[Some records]

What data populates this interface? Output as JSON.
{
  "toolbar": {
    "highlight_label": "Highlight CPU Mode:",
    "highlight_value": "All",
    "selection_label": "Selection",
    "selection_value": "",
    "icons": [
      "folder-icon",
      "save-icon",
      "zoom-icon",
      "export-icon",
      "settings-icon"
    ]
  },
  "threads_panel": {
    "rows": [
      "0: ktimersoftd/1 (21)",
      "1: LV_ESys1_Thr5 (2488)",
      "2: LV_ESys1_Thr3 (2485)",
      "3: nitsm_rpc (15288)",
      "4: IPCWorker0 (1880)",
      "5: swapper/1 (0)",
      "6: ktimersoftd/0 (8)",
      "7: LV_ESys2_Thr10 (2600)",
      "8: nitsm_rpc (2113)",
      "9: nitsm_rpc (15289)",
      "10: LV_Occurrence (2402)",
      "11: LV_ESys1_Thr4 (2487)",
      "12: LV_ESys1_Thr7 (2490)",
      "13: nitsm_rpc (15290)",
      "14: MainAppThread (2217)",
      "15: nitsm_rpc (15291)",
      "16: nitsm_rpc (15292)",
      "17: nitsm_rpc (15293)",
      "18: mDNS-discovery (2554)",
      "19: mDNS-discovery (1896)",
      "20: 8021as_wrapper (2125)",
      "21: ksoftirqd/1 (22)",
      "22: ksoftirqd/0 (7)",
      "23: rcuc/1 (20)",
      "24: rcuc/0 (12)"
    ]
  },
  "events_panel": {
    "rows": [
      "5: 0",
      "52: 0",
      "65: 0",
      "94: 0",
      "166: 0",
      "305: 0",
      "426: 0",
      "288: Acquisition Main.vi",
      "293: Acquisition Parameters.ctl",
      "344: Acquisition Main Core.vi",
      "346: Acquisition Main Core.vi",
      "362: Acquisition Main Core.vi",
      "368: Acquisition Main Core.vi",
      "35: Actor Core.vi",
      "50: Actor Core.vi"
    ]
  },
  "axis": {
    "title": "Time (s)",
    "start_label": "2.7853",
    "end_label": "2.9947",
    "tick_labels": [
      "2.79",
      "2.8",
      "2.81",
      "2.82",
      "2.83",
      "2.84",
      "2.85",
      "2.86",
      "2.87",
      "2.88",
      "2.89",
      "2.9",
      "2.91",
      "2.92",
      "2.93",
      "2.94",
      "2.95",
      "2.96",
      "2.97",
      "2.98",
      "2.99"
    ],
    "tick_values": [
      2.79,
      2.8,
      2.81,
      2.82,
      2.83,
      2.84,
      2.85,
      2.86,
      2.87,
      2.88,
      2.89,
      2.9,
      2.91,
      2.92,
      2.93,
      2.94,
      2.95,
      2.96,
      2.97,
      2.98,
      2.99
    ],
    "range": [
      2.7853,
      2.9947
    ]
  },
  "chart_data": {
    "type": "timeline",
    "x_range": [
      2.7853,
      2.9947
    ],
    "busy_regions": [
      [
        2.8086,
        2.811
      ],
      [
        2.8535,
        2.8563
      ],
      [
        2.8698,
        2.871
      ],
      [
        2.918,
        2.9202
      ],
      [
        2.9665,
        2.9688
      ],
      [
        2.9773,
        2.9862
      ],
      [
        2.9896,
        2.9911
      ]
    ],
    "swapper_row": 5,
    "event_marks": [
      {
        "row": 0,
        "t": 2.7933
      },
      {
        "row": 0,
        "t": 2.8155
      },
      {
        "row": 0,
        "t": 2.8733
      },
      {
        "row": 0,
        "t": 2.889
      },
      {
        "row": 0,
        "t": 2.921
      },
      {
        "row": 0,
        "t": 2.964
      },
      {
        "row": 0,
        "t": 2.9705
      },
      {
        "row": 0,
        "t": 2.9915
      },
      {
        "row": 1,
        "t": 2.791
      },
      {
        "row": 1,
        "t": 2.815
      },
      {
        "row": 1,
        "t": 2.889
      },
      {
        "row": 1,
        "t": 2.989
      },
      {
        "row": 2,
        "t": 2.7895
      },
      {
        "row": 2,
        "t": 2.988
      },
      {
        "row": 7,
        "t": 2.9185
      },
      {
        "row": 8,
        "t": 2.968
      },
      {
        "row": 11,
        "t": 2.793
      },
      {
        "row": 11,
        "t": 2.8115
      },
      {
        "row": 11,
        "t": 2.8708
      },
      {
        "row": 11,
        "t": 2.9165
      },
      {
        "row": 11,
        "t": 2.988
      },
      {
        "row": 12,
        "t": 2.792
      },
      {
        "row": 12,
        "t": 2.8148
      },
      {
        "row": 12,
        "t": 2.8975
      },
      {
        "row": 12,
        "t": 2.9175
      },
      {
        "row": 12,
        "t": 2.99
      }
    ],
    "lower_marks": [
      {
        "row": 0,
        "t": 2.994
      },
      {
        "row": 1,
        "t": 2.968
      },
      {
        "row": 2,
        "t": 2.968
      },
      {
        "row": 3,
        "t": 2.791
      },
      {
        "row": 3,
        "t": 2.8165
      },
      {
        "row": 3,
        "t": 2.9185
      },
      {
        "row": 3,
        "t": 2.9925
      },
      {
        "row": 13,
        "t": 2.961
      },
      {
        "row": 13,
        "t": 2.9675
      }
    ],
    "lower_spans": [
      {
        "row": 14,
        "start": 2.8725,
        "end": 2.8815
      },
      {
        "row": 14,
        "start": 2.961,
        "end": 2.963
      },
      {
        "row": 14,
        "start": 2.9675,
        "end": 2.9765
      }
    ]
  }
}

==

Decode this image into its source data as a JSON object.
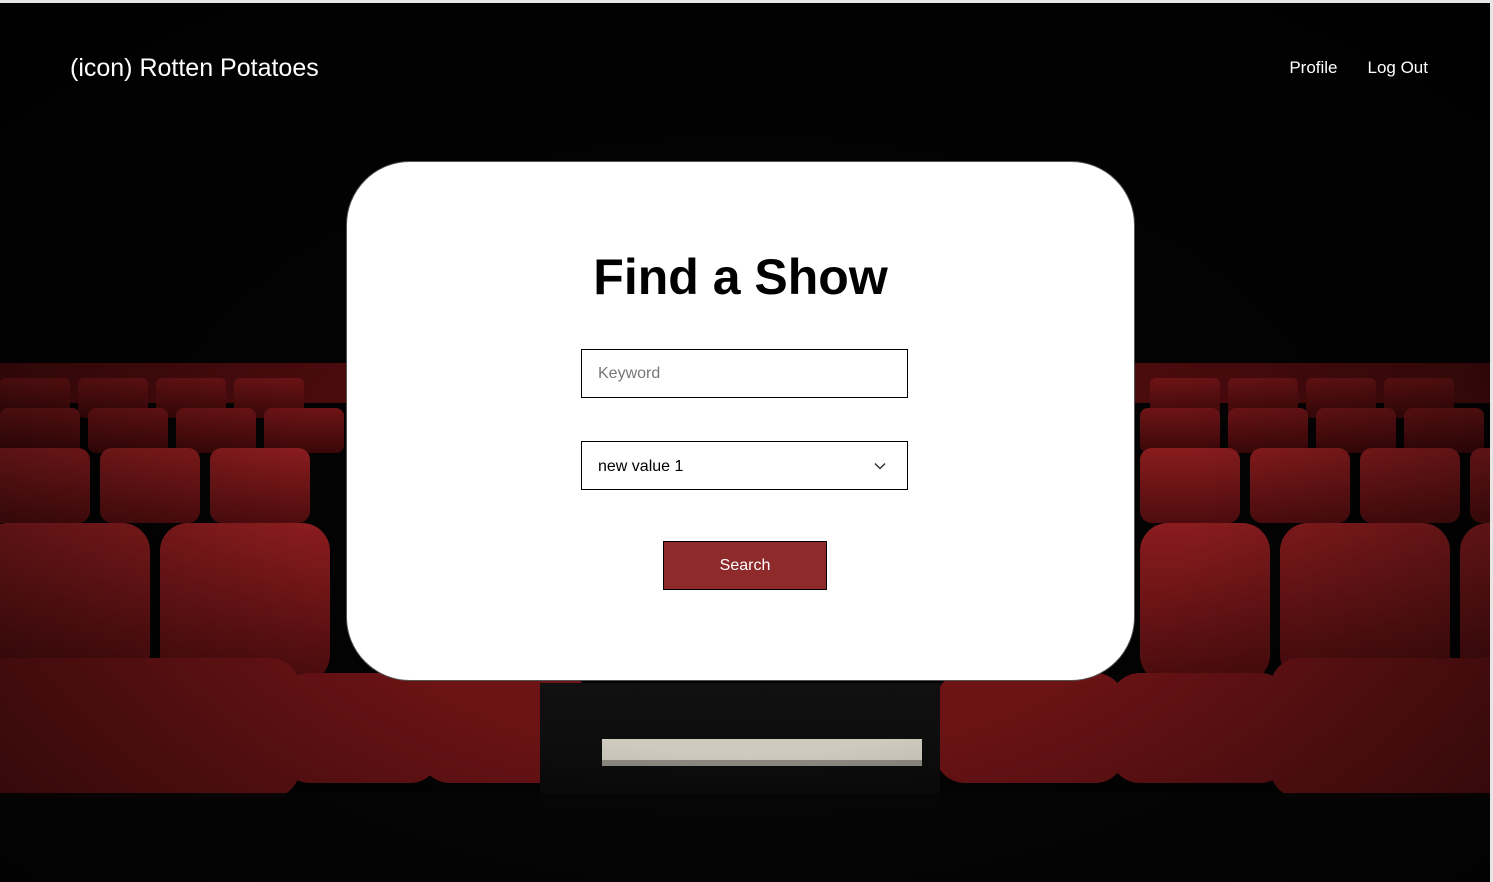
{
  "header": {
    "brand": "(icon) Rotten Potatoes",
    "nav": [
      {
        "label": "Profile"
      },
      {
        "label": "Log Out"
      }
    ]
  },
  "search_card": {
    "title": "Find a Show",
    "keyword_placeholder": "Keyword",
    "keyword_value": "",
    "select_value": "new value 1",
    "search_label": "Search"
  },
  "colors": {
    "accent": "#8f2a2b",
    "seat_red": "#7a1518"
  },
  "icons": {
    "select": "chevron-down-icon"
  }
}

TASK DESCRIPTION:
Copy out each line in the listing that has the word "mDNS".

EXPECTED OUTPUT:
      "18: mDNS-discovery (2554)",
      "19: mDNS-discovery (1896)",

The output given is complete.